### Exercise instructions:
Copy all lines in which the word "source" can be found.

───

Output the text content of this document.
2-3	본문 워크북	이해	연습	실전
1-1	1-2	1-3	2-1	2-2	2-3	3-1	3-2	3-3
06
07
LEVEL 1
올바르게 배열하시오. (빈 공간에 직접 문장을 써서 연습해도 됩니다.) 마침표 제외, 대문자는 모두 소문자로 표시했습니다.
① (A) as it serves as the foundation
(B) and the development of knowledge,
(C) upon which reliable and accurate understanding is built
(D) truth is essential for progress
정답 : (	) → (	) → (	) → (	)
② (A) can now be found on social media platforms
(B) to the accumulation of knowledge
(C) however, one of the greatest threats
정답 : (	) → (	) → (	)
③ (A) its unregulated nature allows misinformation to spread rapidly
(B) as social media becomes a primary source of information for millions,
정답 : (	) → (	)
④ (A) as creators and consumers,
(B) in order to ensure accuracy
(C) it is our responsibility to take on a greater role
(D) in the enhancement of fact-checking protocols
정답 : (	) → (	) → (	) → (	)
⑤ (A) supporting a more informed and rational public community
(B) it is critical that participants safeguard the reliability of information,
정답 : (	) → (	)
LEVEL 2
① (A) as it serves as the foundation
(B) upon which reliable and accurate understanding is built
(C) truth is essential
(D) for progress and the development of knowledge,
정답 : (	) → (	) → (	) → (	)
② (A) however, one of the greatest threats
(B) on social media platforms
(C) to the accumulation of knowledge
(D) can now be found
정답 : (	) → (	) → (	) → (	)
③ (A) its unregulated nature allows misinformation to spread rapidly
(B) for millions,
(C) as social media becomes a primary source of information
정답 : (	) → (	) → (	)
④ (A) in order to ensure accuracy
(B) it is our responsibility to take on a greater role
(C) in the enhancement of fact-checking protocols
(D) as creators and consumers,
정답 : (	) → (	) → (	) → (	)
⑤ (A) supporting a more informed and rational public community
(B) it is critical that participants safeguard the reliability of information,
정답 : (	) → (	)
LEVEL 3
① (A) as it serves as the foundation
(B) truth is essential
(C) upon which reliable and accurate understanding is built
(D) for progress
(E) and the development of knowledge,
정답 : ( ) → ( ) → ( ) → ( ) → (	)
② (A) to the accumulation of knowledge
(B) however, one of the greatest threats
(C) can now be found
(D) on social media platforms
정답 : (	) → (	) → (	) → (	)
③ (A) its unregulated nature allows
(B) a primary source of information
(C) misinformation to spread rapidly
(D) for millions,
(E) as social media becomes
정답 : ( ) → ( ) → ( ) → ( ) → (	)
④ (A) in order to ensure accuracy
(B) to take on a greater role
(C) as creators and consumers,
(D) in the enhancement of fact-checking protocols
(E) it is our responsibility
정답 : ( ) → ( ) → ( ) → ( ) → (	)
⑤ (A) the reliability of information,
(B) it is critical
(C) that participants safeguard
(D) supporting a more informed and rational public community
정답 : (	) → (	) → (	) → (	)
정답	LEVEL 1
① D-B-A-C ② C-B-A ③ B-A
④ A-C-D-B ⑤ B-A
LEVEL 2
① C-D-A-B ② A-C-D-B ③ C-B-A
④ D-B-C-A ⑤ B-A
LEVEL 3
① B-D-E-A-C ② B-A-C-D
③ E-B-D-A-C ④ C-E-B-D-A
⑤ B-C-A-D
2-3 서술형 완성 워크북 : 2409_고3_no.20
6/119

───

### Reply to the exercise:
(B) as social media becomes a primary source of information for millions,
(C) as social media becomes a primary source of information
(B) a primary source of information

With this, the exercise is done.